* Begin Given entries *
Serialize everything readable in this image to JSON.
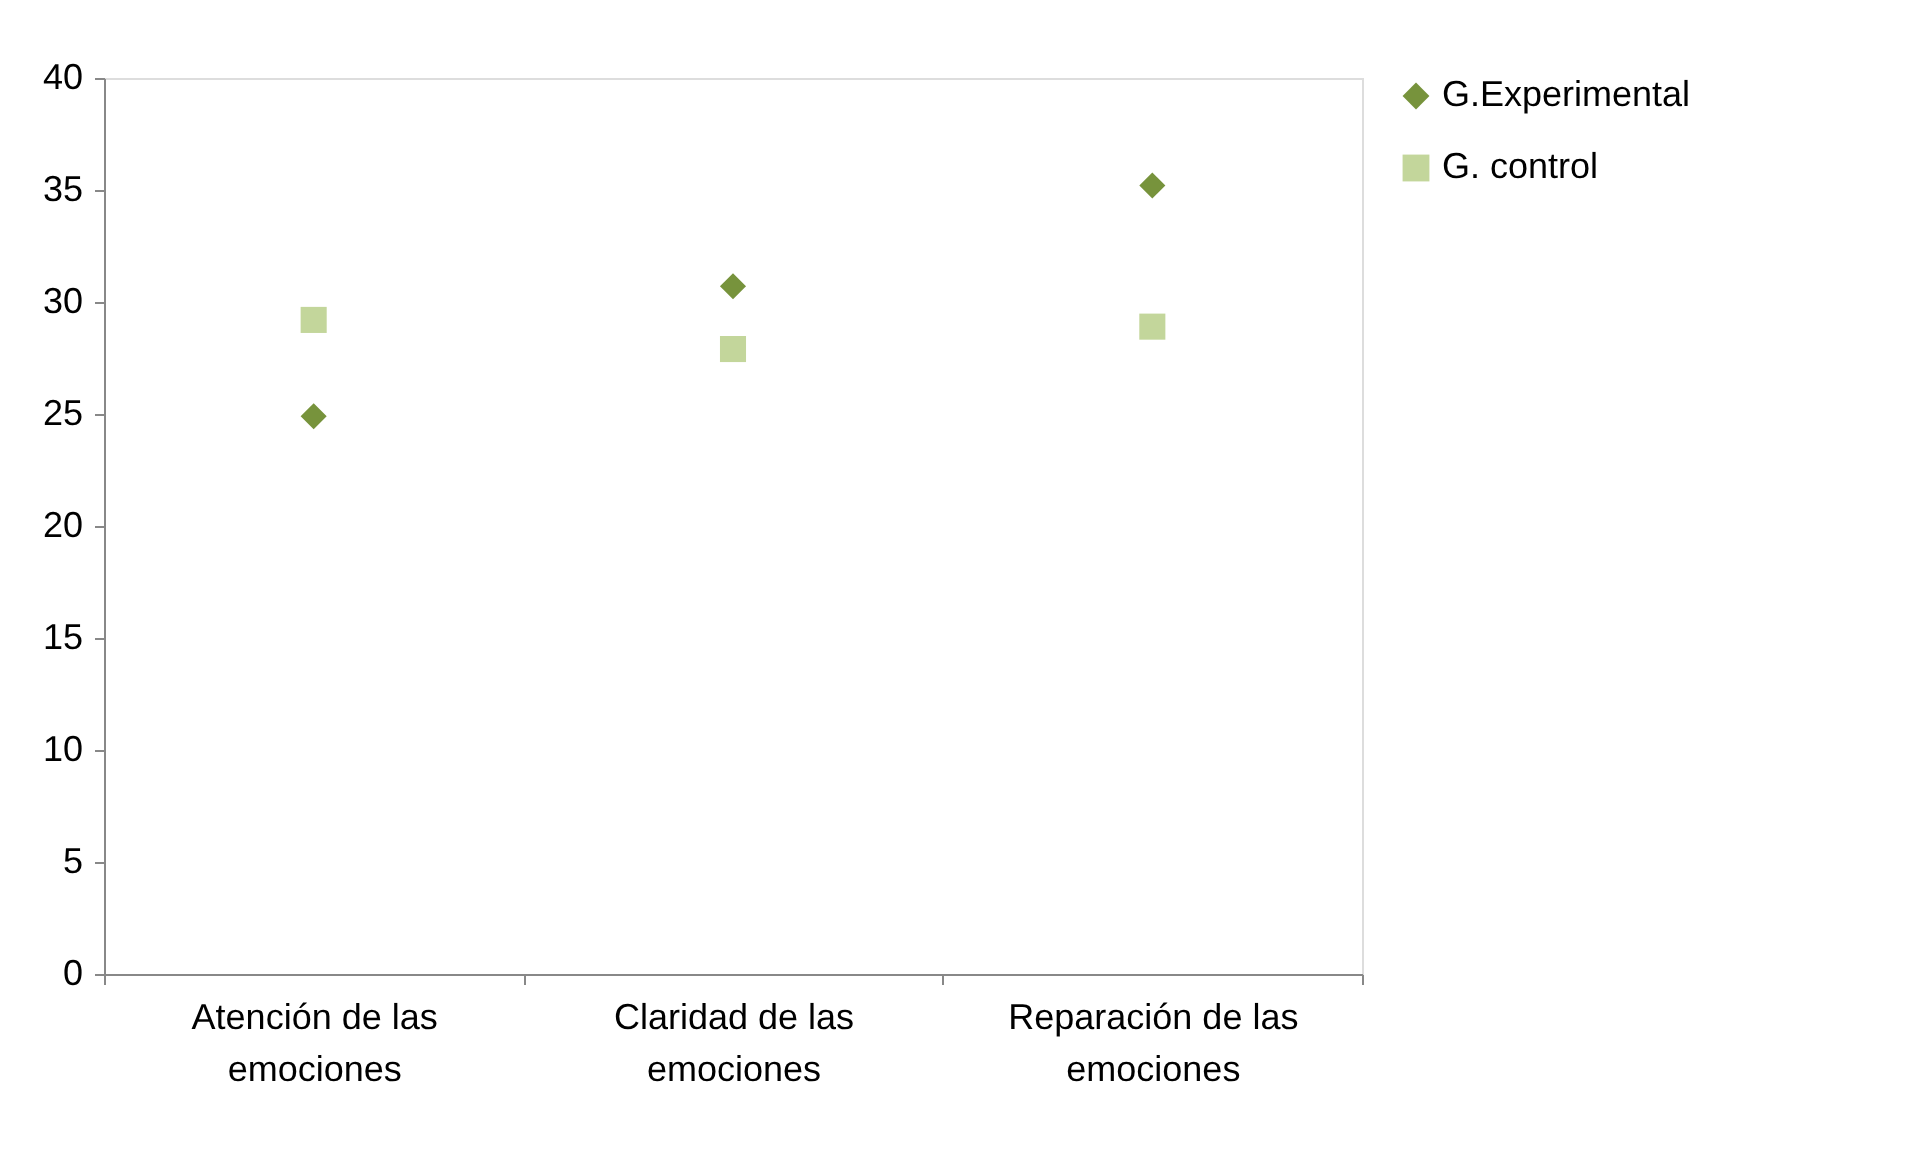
{
  "chart_data": {
    "type": "scatter",
    "categories": [
      "Atención de las emociones",
      "Claridad de las emociones",
      "Reparación de las emociones"
    ],
    "series": [
      {
        "name": "G.Experimental",
        "color": "#77933c",
        "marker": "diamond",
        "values": [
          24.9,
          30.7,
          35.2
        ]
      },
      {
        "name": "G. control",
        "color": "#c3d69b",
        "marker": "square",
        "values": [
          29.2,
          27.9,
          28.9
        ]
      }
    ],
    "ylim": [
      0,
      40
    ],
    "yticks": [
      0,
      5,
      10,
      15,
      20,
      25,
      30,
      35,
      40
    ],
    "grid": false,
    "legend": "right"
  }
}
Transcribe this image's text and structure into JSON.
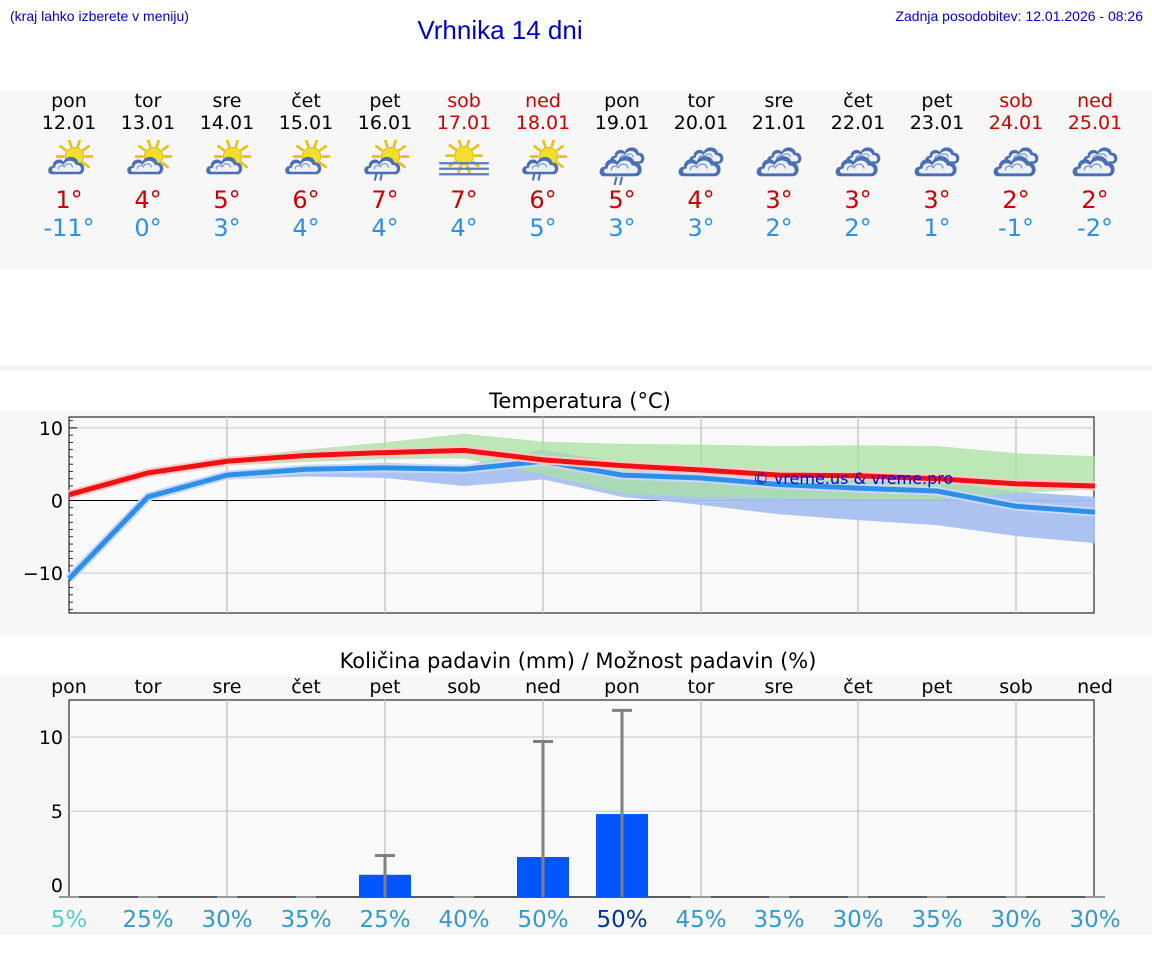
{
  "header": {
    "hint": "(kraj lahko izberete v meniju)",
    "title": "Vrhnika 14 dni",
    "updated": "Zadnja posodobitev: 12.01.2026 - 08:26"
  },
  "days": [
    {
      "name": "pon",
      "date": "12.01",
      "weekend": false,
      "icon": "partly-cloudy-icon",
      "tmax": "1°",
      "tmin": "-11°"
    },
    {
      "name": "tor",
      "date": "13.01",
      "weekend": false,
      "icon": "partly-cloudy-icon",
      "tmax": "4°",
      "tmin": "0°"
    },
    {
      "name": "sre",
      "date": "14.01",
      "weekend": false,
      "icon": "partly-cloudy-icon",
      "tmax": "5°",
      "tmin": "3°"
    },
    {
      "name": "čet",
      "date": "15.01",
      "weekend": false,
      "icon": "partly-cloudy-icon",
      "tmax": "6°",
      "tmin": "4°"
    },
    {
      "name": "pet",
      "date": "16.01",
      "weekend": false,
      "icon": "partly-cloudy-rain-icon",
      "tmax": "7°",
      "tmin": "4°"
    },
    {
      "name": "sob",
      "date": "17.01",
      "weekend": true,
      "icon": "sun-fog-icon",
      "tmax": "7°",
      "tmin": "4°"
    },
    {
      "name": "ned",
      "date": "18.01",
      "weekend": true,
      "icon": "partly-cloudy-rain-icon",
      "tmax": "6°",
      "tmin": "5°"
    },
    {
      "name": "pon",
      "date": "19.01",
      "weekend": false,
      "icon": "cloudy-rain-icon",
      "tmax": "5°",
      "tmin": "3°"
    },
    {
      "name": "tor",
      "date": "20.01",
      "weekend": false,
      "icon": "cloudy-icon",
      "tmax": "4°",
      "tmin": "3°"
    },
    {
      "name": "sre",
      "date": "21.01",
      "weekend": false,
      "icon": "cloudy-icon",
      "tmax": "3°",
      "tmin": "2°"
    },
    {
      "name": "čet",
      "date": "22.01",
      "weekend": false,
      "icon": "cloudy-icon",
      "tmax": "3°",
      "tmin": "2°"
    },
    {
      "name": "pet",
      "date": "23.01",
      "weekend": false,
      "icon": "cloudy-icon",
      "tmax": "3°",
      "tmin": "1°"
    },
    {
      "name": "sob",
      "date": "24.01",
      "weekend": true,
      "icon": "cloudy-icon",
      "tmax": "2°",
      "tmin": "-1°"
    },
    {
      "name": "ned",
      "date": "25.01",
      "weekend": true,
      "icon": "cloudy-icon",
      "tmax": "2°",
      "tmin": "-2°"
    }
  ],
  "colors": {
    "max_line": "#ee1111",
    "min_line": "#2e8fe8",
    "max_band": "#a8e0a0",
    "min_band": "#a8c0f0",
    "overlap_band": "#7cc0a0",
    "bar": "#0055ff",
    "whisker": "#808080",
    "weekend": "#cc0000",
    "title": "#0000cc"
  },
  "chart_data": [
    {
      "type": "line",
      "title": "Temperatura (°C)",
      "watermark": "© vreme.us & vreme.pro",
      "ylim": [
        -15.5,
        11.5
      ],
      "yticks": [
        "10",
        "0",
        "−10"
      ],
      "ytick_values": [
        10,
        0,
        -10
      ],
      "x": [
        0,
        1,
        2,
        3,
        4,
        5,
        6,
        7,
        8,
        9,
        10,
        11,
        12,
        13
      ],
      "series": [
        {
          "name": "max",
          "values": [
            0.8,
            3.8,
            5.4,
            6.2,
            6.6,
            6.9,
            5.6,
            4.8,
            4.2,
            3.5,
            3.4,
            3.0,
            2.3,
            2.0
          ],
          "band_low": [
            0.5,
            3.3,
            4.8,
            5.3,
            5.7,
            5.8,
            3.6,
            1.0,
            0.4,
            0.3,
            0.2,
            0.2,
            1.0,
            1.6
          ],
          "band_high": [
            1.3,
            4.2,
            5.8,
            7.0,
            8.0,
            9.2,
            8.1,
            7.8,
            7.7,
            7.5,
            7.6,
            7.5,
            6.5,
            6.1
          ]
        },
        {
          "name": "min",
          "values": [
            -10.8,
            0.5,
            3.5,
            4.3,
            4.5,
            4.3,
            5.4,
            3.5,
            3.1,
            2.2,
            1.7,
            1.3,
            -0.8,
            -1.6
          ],
          "band_low": [
            -11.0,
            0.0,
            2.9,
            3.3,
            3.1,
            2.0,
            2.9,
            0.5,
            -0.6,
            -1.9,
            -2.7,
            -3.4,
            -4.9,
            -5.9
          ],
          "band_high": [
            -10.5,
            0.8,
            3.9,
            4.8,
            5.2,
            4.8,
            7.0,
            5.2,
            4.5,
            3.6,
            3.2,
            2.8,
            1.2,
            0.5
          ]
        }
      ]
    },
    {
      "type": "bar",
      "title": "Količina padavin (mm) / Možnost padavin (%)",
      "categories": [
        "pon",
        "tor",
        "sre",
        "čet",
        "pet",
        "sob",
        "ned",
        "pon",
        "tor",
        "sre",
        "čet",
        "pet",
        "sob",
        "ned"
      ],
      "ylim": [
        -0.8,
        12.5
      ],
      "yticks": [
        "10",
        "5",
        "0"
      ],
      "ytick_values": [
        10,
        5,
        0
      ],
      "values": [
        0,
        0,
        0,
        0,
        0.7,
        0,
        1.9,
        4.8,
        0,
        0,
        0,
        0,
        0,
        0
      ],
      "whisker_max": [
        0,
        0,
        0,
        0,
        2.0,
        0,
        9.7,
        11.8,
        0,
        0,
        0,
        0,
        0,
        0
      ],
      "probability": [
        "5%",
        "25%",
        "30%",
        "35%",
        "25%",
        "40%",
        "50%",
        "50%",
        "45%",
        "35%",
        "30%",
        "35%",
        "30%",
        "30%"
      ],
      "probability_colors": [
        "#55ccdd",
        "#3399cc",
        "#3399cc",
        "#3399cc",
        "#3399cc",
        "#3399cc",
        "#3399cc",
        "#003399",
        "#3399cc",
        "#3399cc",
        "#3399cc",
        "#3399cc",
        "#3399cc",
        "#3399cc"
      ]
    }
  ]
}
* End Given entries *
To do: Give every record again exactly, apart from the pictures, which stay out.

Final answer:
Serialize everything readable in this image to JSON.
{
  "chart_data": {
    "type": "scatter",
    "categories": [
      "Atención de las emociones",
      "Claridad de las emociones",
      "Reparación de las emociones"
    ],
    "series": [
      {
        "name": "G.Experimental",
        "color": "#77933c",
        "marker": "diamond",
        "values": [
          24.9,
          30.7,
          35.2
        ]
      },
      {
        "name": "G. control",
        "color": "#c3d69b",
        "marker": "square",
        "values": [
          29.2,
          27.9,
          28.9
        ]
      }
    ],
    "ylim": [
      0,
      40
    ],
    "yticks": [
      0,
      5,
      10,
      15,
      20,
      25,
      30,
      35,
      40
    ],
    "grid": false,
    "legend": "right"
  }
}
Transcribe this image's text and structure into JSON.
{
  "header": {
    "hint": "(kraj lahko izberete v meniju)",
    "title": "Vrhnika 14 dni",
    "updated": "Zadnja posodobitev: 12.01.2026 - 08:26"
  },
  "days": [
    {
      "name": "pon",
      "date": "12.01",
      "weekend": false,
      "icon": "partly-cloudy-icon",
      "tmax": "1°",
      "tmin": "-11°"
    },
    {
      "name": "tor",
      "date": "13.01",
      "weekend": false,
      "icon": "partly-cloudy-icon",
      "tmax": "4°",
      "tmin": "0°"
    },
    {
      "name": "sre",
      "date": "14.01",
      "weekend": false,
      "icon": "partly-cloudy-icon",
      "tmax": "5°",
      "tmin": "3°"
    },
    {
      "name": "čet",
      "date": "15.01",
      "weekend": false,
      "icon": "partly-cloudy-icon",
      "tmax": "6°",
      "tmin": "4°"
    },
    {
      "name": "pet",
      "date": "16.01",
      "weekend": false,
      "icon": "partly-cloudy-rain-icon",
      "tmax": "7°",
      "tmin": "4°"
    },
    {
      "name": "sob",
      "date": "17.01",
      "weekend": true,
      "icon": "sun-fog-icon",
      "tmax": "7°",
      "tmin": "4°"
    },
    {
      "name": "ned",
      "date": "18.01",
      "weekend": true,
      "icon": "partly-cloudy-rain-icon",
      "tmax": "6°",
      "tmin": "5°"
    },
    {
      "name": "pon",
      "date": "19.01",
      "weekend": false,
      "icon": "cloudy-rain-icon",
      "tmax": "5°",
      "tmin": "3°"
    },
    {
      "name": "tor",
      "date": "20.01",
      "weekend": false,
      "icon": "cloudy-icon",
      "tmax": "4°",
      "tmin": "3°"
    },
    {
      "name": "sre",
      "date": "21.01",
      "weekend": false,
      "icon": "cloudy-icon",
      "tmax": "3°",
      "tmin": "2°"
    },
    {
      "name": "čet",
      "date": "22.01",
      "weekend": false,
      "icon": "cloudy-icon",
      "tmax": "3°",
      "tmin": "2°"
    },
    {
      "name": "pet",
      "date": "23.01",
      "weekend": false,
      "icon": "cloudy-icon",
      "tmax": "3°",
      "tmin": "1°"
    },
    {
      "name": "sob",
      "date": "24.01",
      "weekend": true,
      "icon": "cloudy-icon",
      "tmax": "2°",
      "tmin": "-1°"
    },
    {
      "name": "ned",
      "date": "25.01",
      "weekend": true,
      "icon": "cloudy-icon",
      "tmax": "2°",
      "tmin": "-2°"
    }
  ],
  "colors": {
    "max_line": "#ee1111",
    "min_line": "#2e8fe8",
    "max_band": "#a8e0a0",
    "min_band": "#a8c0f0",
    "overlap_band": "#7cc0a0",
    "bar": "#0055ff",
    "whisker": "#808080",
    "weekend": "#cc0000",
    "title": "#0000cc"
  },
  "chart_data": [
    {
      "type": "line",
      "title": "Temperatura (°C)",
      "watermark": "© vreme.us & vreme.pro",
      "ylim": [
        -15.5,
        11.5
      ],
      "yticks": [
        "10",
        "0",
        "−10"
      ],
      "ytick_values": [
        10,
        0,
        -10
      ],
      "x": [
        0,
        1,
        2,
        3,
        4,
        5,
        6,
        7,
        8,
        9,
        10,
        11,
        12,
        13
      ],
      "series": [
        {
          "name": "max",
          "values": [
            0.8,
            3.8,
            5.4,
            6.2,
            6.6,
            6.9,
            5.6,
            4.8,
            4.2,
            3.5,
            3.4,
            3.0,
            2.3,
            2.0
          ],
          "band_low": [
            0.5,
            3.3,
            4.8,
            5.3,
            5.7,
            5.8,
            3.6,
            1.0,
            0.4,
            0.3,
            0.2,
            0.2,
            1.0,
            1.6
          ],
          "band_high": [
            1.3,
            4.2,
            5.8,
            7.0,
            8.0,
            9.2,
            8.1,
            7.8,
            7.7,
            7.5,
            7.6,
            7.5,
            6.5,
            6.1
          ]
        },
        {
          "name": "min",
          "values": [
            -10.8,
            0.5,
            3.5,
            4.3,
            4.5,
            4.3,
            5.4,
            3.5,
            3.1,
            2.2,
            1.7,
            1.3,
            -0.8,
            -1.6
          ],
          "band_low": [
            -11.0,
            0.0,
            2.9,
            3.3,
            3.1,
            2.0,
            2.9,
            0.5,
            -0.6,
            -1.9,
            -2.7,
            -3.4,
            -4.9,
            -5.9
          ],
          "band_high": [
            -10.5,
            0.8,
            3.9,
            4.8,
            5.2,
            4.8,
            7.0,
            5.2,
            4.5,
            3.6,
            3.2,
            2.8,
            1.2,
            0.5
          ]
        }
      ]
    },
    {
      "type": "bar",
      "title": "Količina padavin (mm) / Možnost padavin (%)",
      "categories": [
        "pon",
        "tor",
        "sre",
        "čet",
        "pet",
        "sob",
        "ned",
        "pon",
        "tor",
        "sre",
        "čet",
        "pet",
        "sob",
        "ned"
      ],
      "ylim": [
        -0.8,
        12.5
      ],
      "yticks": [
        "10",
        "5",
        "0"
      ],
      "ytick_values": [
        10,
        5,
        0
      ],
      "values": [
        0,
        0,
        0,
        0,
        0.7,
        0,
        1.9,
        4.8,
        0,
        0,
        0,
        0,
        0,
        0
      ],
      "whisker_max": [
        0,
        0,
        0,
        0,
        2.0,
        0,
        9.7,
        11.8,
        0,
        0,
        0,
        0,
        0,
        0
      ],
      "probability": [
        "5%",
        "25%",
        "30%",
        "35%",
        "25%",
        "40%",
        "50%",
        "50%",
        "45%",
        "35%",
        "30%",
        "35%",
        "30%",
        "30%"
      ],
      "probability_colors": [
        "#55ccdd",
        "#3399cc",
        "#3399cc",
        "#3399cc",
        "#3399cc",
        "#3399cc",
        "#3399cc",
        "#003399",
        "#3399cc",
        "#3399cc",
        "#3399cc",
        "#3399cc",
        "#3399cc",
        "#3399cc"
      ]
    }
  ]
}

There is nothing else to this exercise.